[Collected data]
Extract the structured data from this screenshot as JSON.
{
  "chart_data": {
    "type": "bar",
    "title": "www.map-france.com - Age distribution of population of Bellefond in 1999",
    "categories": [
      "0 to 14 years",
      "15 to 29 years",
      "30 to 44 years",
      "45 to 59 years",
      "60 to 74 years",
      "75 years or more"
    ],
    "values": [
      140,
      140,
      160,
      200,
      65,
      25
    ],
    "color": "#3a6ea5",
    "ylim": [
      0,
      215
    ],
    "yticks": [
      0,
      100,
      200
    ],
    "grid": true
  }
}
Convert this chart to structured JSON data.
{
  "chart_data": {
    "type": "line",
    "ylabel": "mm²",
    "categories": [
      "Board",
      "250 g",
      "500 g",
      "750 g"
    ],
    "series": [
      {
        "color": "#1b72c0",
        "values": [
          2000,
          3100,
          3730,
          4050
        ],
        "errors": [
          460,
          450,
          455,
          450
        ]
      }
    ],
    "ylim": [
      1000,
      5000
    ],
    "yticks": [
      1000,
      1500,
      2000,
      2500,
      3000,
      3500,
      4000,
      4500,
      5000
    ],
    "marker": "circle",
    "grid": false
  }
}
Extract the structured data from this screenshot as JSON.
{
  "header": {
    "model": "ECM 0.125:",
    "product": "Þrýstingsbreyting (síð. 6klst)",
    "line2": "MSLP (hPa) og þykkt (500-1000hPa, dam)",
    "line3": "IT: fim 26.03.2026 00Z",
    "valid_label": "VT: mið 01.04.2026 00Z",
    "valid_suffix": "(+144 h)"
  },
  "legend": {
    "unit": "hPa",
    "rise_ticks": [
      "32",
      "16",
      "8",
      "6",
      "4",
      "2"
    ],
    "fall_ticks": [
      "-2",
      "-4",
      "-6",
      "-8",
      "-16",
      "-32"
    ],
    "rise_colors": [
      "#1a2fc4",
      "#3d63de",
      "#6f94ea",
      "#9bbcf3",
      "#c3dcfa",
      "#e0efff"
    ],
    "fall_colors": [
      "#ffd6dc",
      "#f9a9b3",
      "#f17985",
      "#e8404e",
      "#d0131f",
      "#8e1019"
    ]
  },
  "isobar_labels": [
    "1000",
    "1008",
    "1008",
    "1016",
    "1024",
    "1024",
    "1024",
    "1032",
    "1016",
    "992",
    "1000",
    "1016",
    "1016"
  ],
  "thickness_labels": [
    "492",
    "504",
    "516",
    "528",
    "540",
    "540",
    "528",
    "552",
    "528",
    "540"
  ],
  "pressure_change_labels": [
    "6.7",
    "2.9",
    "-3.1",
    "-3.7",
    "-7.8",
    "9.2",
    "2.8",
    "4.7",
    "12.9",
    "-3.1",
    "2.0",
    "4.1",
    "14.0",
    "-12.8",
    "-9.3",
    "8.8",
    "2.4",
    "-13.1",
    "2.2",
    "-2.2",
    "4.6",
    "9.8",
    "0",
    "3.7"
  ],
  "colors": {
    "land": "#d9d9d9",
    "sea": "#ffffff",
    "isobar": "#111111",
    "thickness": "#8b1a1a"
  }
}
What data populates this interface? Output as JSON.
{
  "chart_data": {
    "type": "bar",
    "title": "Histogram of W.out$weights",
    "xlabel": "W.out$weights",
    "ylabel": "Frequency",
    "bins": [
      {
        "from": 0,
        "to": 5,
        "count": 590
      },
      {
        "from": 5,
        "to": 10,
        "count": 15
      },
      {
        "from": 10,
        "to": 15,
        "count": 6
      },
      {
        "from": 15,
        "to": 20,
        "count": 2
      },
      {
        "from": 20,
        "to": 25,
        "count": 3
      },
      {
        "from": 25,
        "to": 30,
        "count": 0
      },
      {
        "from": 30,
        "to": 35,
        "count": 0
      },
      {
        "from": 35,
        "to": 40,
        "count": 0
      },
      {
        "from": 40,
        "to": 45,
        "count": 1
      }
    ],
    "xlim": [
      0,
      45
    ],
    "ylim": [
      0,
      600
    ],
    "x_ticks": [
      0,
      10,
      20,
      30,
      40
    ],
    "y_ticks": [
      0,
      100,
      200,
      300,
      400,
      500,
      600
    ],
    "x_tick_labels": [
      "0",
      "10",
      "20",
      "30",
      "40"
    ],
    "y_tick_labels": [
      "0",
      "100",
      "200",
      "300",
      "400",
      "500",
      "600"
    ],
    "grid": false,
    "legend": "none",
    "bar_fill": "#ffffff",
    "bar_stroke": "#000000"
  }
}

§ **INSTRUCTION**: Each record above should be repeated exactly as it appears.

§ **ANSWER TO THIS TASK**:
Extract the structured data from this screenshot as JSON.
{
  "chart_data": {
    "type": "bar",
    "title": "www.map-france.com - Age distribution of population of Bellefond in 1999",
    "categories": [
      "0 to 14 years",
      "15 to 29 years",
      "30 to 44 years",
      "45 to 59 years",
      "60 to 74 years",
      "75 years or more"
    ],
    "values": [
      140,
      140,
      160,
      200,
      65,
      25
    ],
    "color": "#3a6ea5",
    "ylim": [
      0,
      215
    ],
    "yticks": [
      0,
      100,
      200
    ],
    "grid": true
  }
}
Convert this chart to structured JSON data.
{
  "chart_data": {
    "type": "line",
    "ylabel": "mm²",
    "categories": [
      "Board",
      "250 g",
      "500 g",
      "750 g"
    ],
    "series": [
      {
        "color": "#1b72c0",
        "values": [
          2000,
          3100,
          3730,
          4050
        ],
        "errors": [
          460,
          450,
          455,
          450
        ]
      }
    ],
    "ylim": [
      1000,
      5000
    ],
    "yticks": [
      1000,
      1500,
      2000,
      2500,
      3000,
      3500,
      4000,
      4500,
      5000
    ],
    "marker": "circle",
    "grid": false
  }
}
Extract the structured data from this screenshot as JSON.
{
  "header": {
    "model": "ECM 0.125:",
    "product": "Þrýstingsbreyting (síð. 6klst)",
    "line2": "MSLP (hPa) og þykkt (500-1000hPa, dam)",
    "line3": "IT: fim 26.03.2026 00Z",
    "valid_label": "VT: mið 01.04.2026 00Z",
    "valid_suffix": "(+144 h)"
  },
  "legend": {
    "unit": "hPa",
    "rise_ticks": [
      "32",
      "16",
      "8",
      "6",
      "4",
      "2"
    ],
    "fall_ticks": [
      "-2",
      "-4",
      "-6",
      "-8",
      "-16",
      "-32"
    ],
    "rise_colors": [
      "#1a2fc4",
      "#3d63de",
      "#6f94ea",
      "#9bbcf3",
      "#c3dcfa",
      "#e0efff"
    ],
    "fall_colors": [
      "#ffd6dc",
      "#f9a9b3",
      "#f17985",
      "#e8404e",
      "#d0131f",
      "#8e1019"
    ]
  },
  "isobar_labels": [
    "1000",
    "1008",
    "1008",
    "1016",
    "1024",
    "1024",
    "1024",
    "1032",
    "1016",
    "992",
    "1000",
    "1016",
    "1016"
  ],
  "thickness_labels": [
    "492",
    "504",
    "516",
    "528",
    "540",
    "540",
    "528",
    "552",
    "528",
    "540"
  ],
  "pressure_change_labels": [
    "6.7",
    "2.9",
    "-3.1",
    "-3.7",
    "-7.8",
    "9.2",
    "2.8",
    "4.7",
    "12.9",
    "-3.1",
    "2.0",
    "4.1",
    "14.0",
    "-12.8",
    "-9.3",
    "8.8",
    "2.4",
    "-13.1",
    "2.2",
    "-2.2",
    "4.6",
    "9.8",
    "0",
    "3.7"
  ],
  "colors": {
    "land": "#d9d9d9",
    "sea": "#ffffff",
    "isobar": "#111111",
    "thickness": "#8b1a1a"
  }
}
What data populates this interface? Output as JSON.
{
  "chart_data": {
    "type": "bar",
    "title": "Histogram of W.out$weights",
    "xlabel": "W.out$weights",
    "ylabel": "Frequency",
    "bins": [
      {
        "from": 0,
        "to": 5,
        "count": 590
      },
      {
        "from": 5,
        "to": 10,
        "count": 15
      },
      {
        "from": 10,
        "to": 15,
        "count": 6
      },
      {
        "from": 15,
        "to": 20,
        "count": 2
      },
      {
        "from": 20,
        "to": 25,
        "count": 3
      },
      {
        "from": 25,
        "to": 30,
        "count": 0
      },
      {
        "from": 30,
        "to": 35,
        "count": 0
      },
      {
        "from": 35,
        "to": 40,
        "count": 0
      },
      {
        "from": 40,
        "to": 45,
        "count": 1
      }
    ],
    "xlim": [
      0,
      45
    ],
    "ylim": [
      0,
      600
    ],
    "x_ticks": [
      0,
      10,
      20,
      30,
      40
    ],
    "y_ticks": [
      0,
      100,
      200,
      300,
      400,
      500,
      600
    ],
    "x_tick_labels": [
      "0",
      "10",
      "20",
      "30",
      "40"
    ],
    "y_tick_labels": [
      "0",
      "100",
      "200",
      "300",
      "400",
      "500",
      "600"
    ],
    "grid": false,
    "legend": "none",
    "bar_fill": "#ffffff",
    "bar_stroke": "#000000"
  }
}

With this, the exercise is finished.